Directions -
Reproduce the listing from the line with "Patent image size: (1419, 1084)." up to and including the line with "The lumen 16 is at (197, 676).", substituting "internal baffle" for "interior baffle" and leaving everything else unchanged.

Provided records -
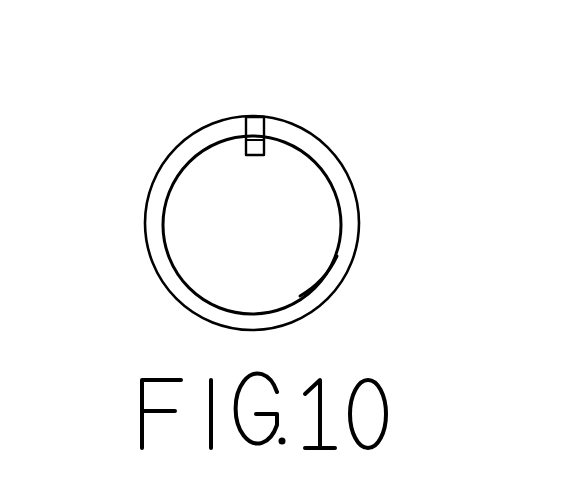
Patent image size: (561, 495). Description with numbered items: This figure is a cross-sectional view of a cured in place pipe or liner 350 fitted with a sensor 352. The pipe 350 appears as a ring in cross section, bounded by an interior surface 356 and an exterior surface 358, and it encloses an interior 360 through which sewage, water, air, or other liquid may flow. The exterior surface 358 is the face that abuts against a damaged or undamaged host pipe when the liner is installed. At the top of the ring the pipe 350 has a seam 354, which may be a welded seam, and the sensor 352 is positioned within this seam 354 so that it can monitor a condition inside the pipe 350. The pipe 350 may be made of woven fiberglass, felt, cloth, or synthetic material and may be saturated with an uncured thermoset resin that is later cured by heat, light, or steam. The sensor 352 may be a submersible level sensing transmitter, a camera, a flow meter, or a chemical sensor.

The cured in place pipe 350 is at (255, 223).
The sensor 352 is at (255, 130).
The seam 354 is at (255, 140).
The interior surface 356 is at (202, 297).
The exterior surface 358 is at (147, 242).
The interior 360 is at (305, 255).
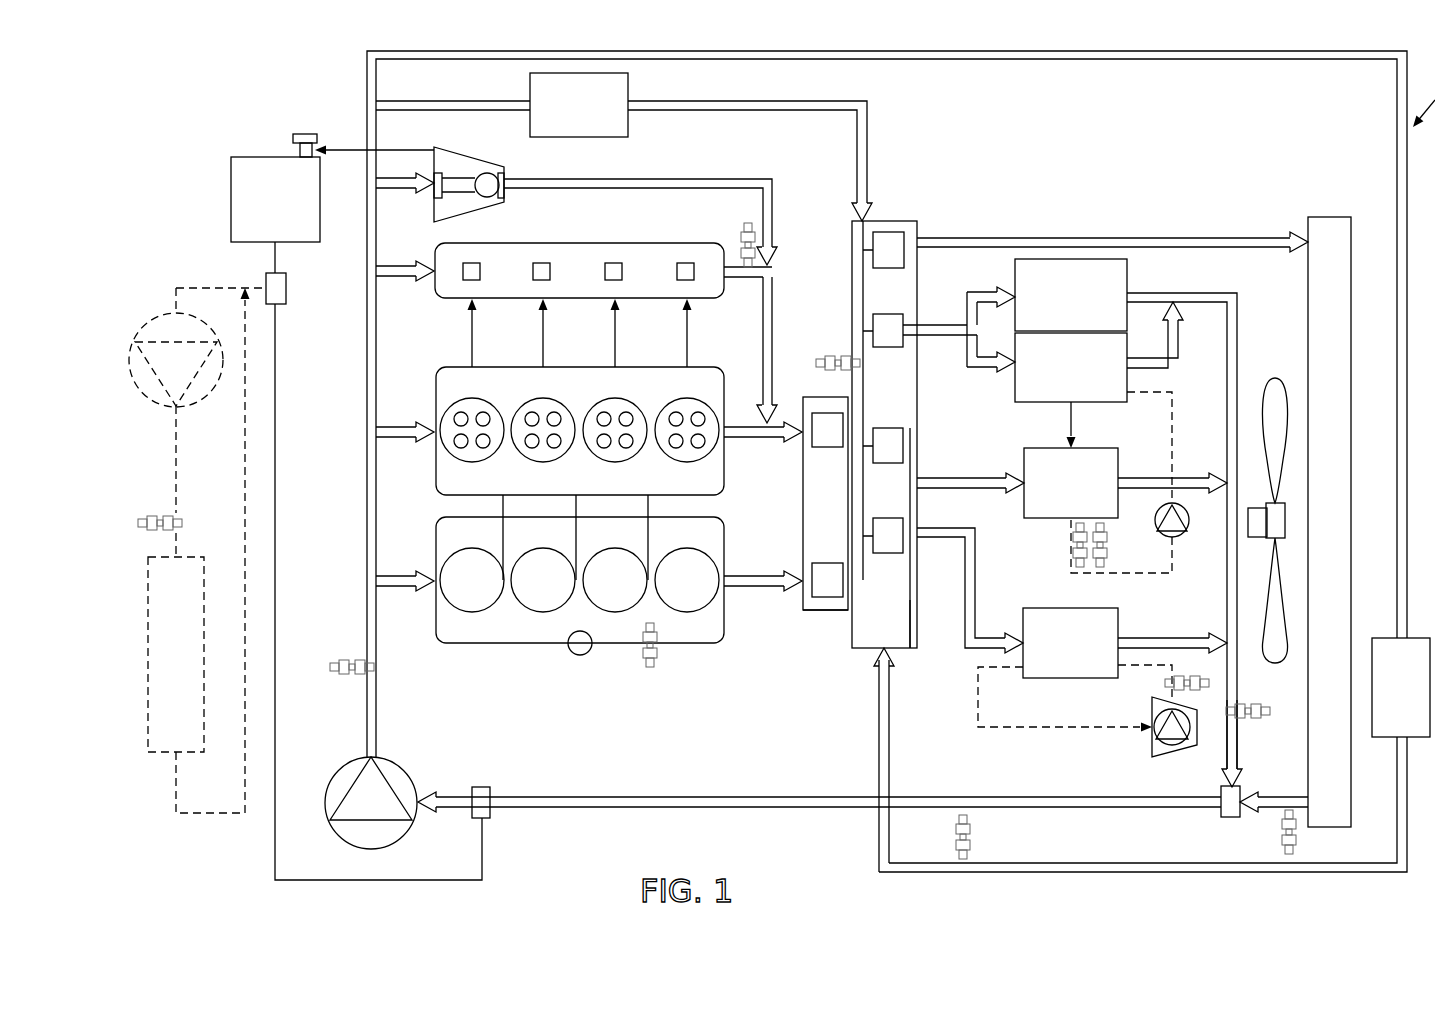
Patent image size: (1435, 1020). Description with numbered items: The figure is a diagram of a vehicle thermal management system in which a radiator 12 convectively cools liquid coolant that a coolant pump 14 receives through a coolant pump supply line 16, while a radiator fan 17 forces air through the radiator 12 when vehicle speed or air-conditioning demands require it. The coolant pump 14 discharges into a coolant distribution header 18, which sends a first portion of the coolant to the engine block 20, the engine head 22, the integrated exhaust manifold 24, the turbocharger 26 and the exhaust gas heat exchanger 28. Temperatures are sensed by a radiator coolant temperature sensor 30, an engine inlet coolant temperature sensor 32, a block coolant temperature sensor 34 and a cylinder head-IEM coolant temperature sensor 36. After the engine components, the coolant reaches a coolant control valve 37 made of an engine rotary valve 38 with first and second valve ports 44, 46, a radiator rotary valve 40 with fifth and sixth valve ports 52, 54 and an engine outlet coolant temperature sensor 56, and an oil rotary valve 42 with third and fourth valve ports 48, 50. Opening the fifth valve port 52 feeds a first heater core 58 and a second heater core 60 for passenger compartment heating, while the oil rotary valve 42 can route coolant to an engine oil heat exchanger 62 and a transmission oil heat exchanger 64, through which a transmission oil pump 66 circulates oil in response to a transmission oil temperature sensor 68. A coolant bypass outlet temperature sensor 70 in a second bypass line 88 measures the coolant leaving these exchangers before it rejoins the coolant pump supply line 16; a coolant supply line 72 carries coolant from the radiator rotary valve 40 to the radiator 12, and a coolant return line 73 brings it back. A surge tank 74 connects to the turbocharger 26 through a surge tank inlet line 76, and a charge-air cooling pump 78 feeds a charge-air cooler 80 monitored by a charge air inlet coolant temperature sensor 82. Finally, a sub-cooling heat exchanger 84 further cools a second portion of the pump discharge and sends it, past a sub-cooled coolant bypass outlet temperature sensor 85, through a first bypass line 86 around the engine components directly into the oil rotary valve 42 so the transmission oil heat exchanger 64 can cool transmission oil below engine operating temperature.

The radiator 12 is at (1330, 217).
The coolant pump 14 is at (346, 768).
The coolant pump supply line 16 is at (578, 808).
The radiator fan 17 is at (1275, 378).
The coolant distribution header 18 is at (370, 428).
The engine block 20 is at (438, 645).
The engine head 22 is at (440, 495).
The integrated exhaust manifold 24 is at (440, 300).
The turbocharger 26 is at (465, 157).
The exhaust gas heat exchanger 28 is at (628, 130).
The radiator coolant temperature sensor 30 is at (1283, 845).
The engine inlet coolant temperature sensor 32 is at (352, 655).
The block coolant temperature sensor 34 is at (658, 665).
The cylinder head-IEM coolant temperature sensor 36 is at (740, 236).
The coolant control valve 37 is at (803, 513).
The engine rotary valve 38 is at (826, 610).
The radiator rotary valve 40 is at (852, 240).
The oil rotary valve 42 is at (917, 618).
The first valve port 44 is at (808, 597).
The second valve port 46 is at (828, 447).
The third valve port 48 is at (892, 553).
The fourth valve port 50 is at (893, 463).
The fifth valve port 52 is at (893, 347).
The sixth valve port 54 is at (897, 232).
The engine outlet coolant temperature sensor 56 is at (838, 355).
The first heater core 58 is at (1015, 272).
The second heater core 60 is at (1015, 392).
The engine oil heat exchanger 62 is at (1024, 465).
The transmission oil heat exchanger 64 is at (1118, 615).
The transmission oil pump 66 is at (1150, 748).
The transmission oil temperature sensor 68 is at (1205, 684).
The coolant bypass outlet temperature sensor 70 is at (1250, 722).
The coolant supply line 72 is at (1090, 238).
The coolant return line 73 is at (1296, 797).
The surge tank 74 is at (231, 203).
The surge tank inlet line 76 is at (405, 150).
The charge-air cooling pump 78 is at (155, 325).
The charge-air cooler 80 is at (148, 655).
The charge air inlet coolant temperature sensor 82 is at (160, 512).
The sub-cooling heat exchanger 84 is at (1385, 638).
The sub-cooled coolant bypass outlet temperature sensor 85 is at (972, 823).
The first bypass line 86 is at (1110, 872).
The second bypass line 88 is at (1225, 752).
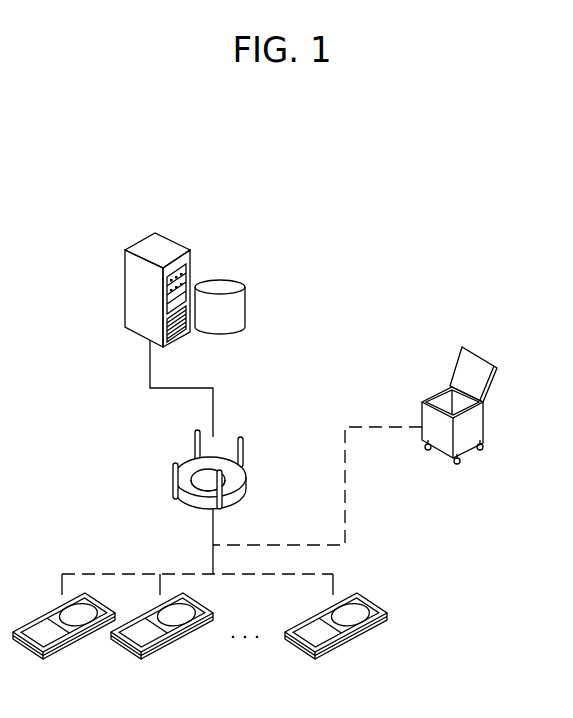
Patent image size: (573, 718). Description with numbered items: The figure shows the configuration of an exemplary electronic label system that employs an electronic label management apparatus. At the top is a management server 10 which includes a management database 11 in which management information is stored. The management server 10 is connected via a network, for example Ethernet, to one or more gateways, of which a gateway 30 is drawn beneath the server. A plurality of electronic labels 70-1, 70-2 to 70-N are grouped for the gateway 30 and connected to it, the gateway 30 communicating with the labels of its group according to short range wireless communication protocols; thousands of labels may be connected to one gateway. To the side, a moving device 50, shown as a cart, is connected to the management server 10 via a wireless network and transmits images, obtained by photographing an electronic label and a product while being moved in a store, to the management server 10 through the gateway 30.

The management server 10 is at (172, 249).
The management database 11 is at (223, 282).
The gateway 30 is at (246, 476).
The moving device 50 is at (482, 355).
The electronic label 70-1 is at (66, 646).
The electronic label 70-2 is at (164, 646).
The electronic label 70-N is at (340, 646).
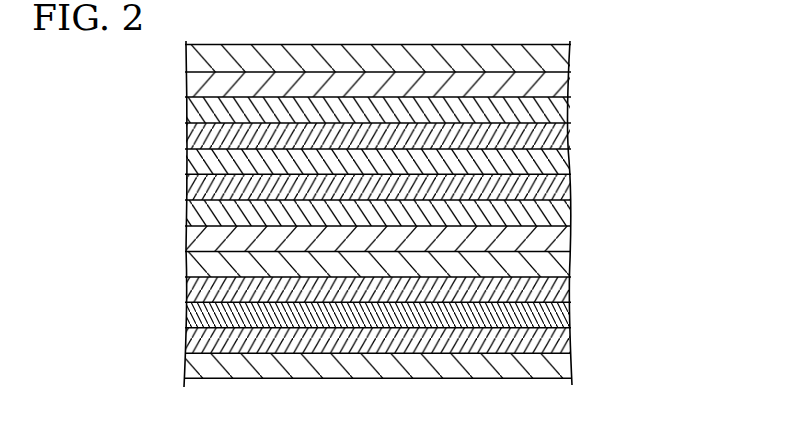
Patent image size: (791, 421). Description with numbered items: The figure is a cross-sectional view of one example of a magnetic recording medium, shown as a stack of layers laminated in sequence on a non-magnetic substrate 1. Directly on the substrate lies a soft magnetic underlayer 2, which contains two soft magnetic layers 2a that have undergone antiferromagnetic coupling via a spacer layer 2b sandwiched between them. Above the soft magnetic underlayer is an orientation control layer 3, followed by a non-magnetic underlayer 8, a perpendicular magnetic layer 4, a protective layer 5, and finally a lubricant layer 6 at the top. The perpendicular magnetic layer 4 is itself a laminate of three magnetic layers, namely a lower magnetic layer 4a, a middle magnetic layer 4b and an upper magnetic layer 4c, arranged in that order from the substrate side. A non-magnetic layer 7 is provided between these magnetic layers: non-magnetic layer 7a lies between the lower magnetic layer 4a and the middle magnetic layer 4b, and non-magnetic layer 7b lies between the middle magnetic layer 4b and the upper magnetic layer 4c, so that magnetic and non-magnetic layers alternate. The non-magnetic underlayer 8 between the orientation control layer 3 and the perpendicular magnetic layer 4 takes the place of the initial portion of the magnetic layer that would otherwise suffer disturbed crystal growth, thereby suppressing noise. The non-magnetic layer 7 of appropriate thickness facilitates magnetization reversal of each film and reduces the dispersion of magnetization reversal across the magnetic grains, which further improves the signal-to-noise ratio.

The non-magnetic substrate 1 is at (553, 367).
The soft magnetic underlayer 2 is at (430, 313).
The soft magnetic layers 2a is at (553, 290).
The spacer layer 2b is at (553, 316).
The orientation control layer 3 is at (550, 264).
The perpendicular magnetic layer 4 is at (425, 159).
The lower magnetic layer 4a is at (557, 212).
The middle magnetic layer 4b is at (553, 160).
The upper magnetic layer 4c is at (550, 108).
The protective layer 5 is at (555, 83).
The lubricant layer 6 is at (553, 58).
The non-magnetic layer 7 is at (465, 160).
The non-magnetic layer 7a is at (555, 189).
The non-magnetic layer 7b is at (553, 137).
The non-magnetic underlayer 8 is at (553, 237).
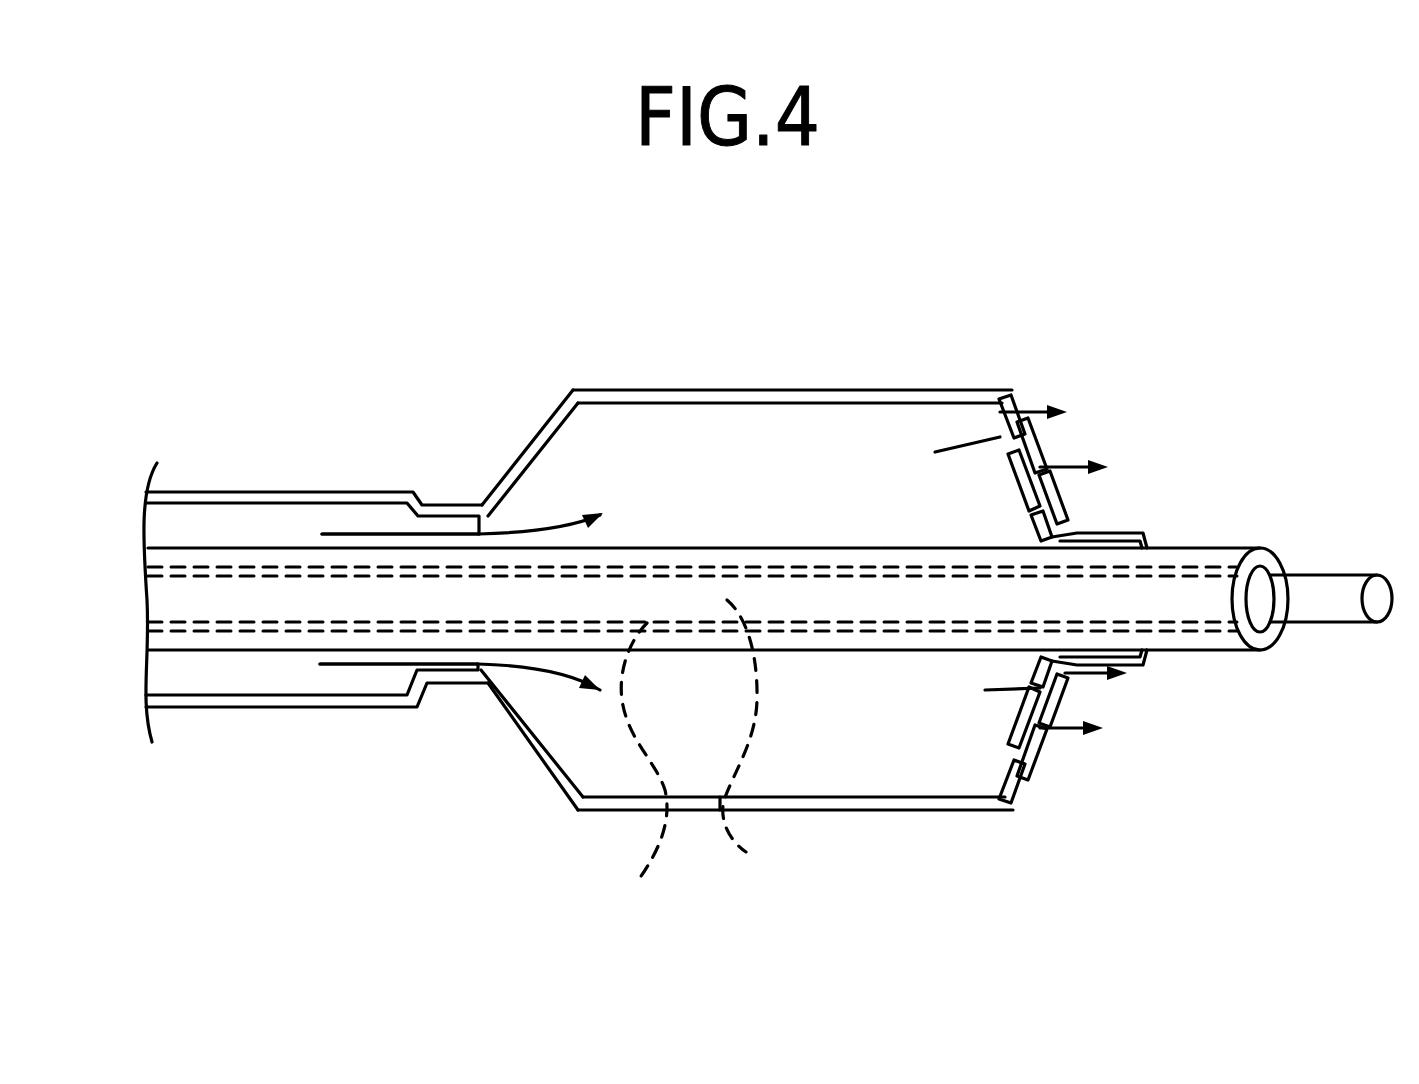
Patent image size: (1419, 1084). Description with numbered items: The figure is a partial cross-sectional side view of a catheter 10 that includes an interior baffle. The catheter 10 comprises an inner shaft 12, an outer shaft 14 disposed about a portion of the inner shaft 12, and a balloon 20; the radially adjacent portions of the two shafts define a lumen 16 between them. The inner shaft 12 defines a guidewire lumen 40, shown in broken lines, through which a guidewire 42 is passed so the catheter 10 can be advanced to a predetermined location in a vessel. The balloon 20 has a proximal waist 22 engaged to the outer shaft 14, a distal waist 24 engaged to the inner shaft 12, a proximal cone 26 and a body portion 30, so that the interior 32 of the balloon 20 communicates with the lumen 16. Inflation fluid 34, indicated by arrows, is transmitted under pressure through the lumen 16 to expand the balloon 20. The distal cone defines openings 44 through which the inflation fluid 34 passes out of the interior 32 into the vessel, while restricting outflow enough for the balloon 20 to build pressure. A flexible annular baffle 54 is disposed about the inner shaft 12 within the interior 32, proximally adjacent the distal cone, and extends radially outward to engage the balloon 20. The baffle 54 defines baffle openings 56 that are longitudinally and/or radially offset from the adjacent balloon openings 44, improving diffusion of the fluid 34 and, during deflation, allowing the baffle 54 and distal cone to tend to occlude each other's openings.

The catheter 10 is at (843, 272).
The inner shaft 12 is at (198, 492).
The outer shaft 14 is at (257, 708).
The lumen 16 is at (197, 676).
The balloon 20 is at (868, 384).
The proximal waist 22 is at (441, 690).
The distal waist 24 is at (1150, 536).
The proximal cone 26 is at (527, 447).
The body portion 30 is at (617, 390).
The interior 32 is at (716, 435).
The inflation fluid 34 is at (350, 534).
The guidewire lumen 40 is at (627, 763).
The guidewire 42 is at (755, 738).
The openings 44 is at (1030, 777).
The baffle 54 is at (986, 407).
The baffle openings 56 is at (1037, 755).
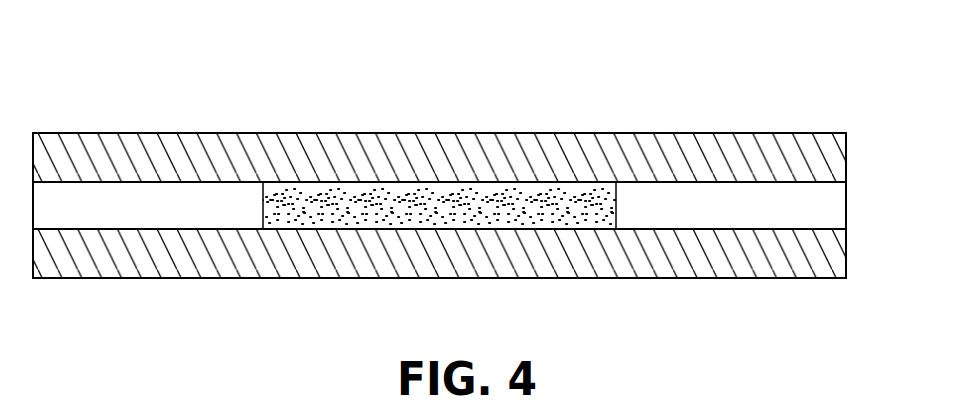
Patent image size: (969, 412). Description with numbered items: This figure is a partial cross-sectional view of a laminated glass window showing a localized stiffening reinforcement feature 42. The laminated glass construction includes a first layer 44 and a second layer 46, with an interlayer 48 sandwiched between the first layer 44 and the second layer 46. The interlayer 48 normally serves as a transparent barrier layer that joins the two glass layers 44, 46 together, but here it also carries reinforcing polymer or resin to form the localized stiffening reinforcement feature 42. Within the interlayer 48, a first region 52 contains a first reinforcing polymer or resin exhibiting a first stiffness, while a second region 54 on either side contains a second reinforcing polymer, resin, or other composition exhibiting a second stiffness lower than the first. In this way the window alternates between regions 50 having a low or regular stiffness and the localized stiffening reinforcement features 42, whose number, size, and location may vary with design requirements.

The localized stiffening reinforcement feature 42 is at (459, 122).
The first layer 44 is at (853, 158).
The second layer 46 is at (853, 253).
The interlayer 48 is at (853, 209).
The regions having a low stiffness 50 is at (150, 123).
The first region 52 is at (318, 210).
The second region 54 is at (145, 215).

Answer to the task -
Patent image size: (1419, 1084). Description with numbered items: The figure is a partial cross-sectional side view of a catheter 10 that includes an internal baffle. The catheter 10 comprises an inner shaft 12, an outer shaft 14 disposed about a portion of the inner shaft 12, and a balloon 20; the radially adjacent portions of the two shafts define a lumen 16 between them. The inner shaft 12 defines a guidewire lumen 40, shown in broken lines, through which a guidewire 42 is passed so the catheter 10 can be advanced to a predetermined location in a vessel. The balloon 20 has a proximal waist 22 engaged to the outer shaft 14, a distal waist 24 engaged to the inner shaft 12, a proximal cone 26 and a body portion 30, so that the interior 32 of the balloon 20 communicates with the lumen 16. Inflation fluid 34, indicated by arrows, is transmitted under pressure through the lumen 16 to expand the balloon 20. The distal cone defines openings 44 through which the inflation fluid 34 passes out of the interior 32 into the vessel, while restricting outflow enough for the balloon 20 to build pressure. A flexible annular baffle 54 is disposed about the inner shaft 12 within the interior 32, proximally adjacent the distal cone, and extends radially outward to engage the balloon 20. The baffle 54 defines baffle openings 56 that are longitudinally and/or radially offset from the adjacent balloon openings 44, improving diffusion of the fluid 34 and, during deflation, allowing the baffle 54 and distal cone to tend to occlude each other's openings.

The catheter 10 is at (843, 272).
The inner shaft 12 is at (198, 492).
The outer shaft 14 is at (257, 708).
The lumen 16 is at (197, 676).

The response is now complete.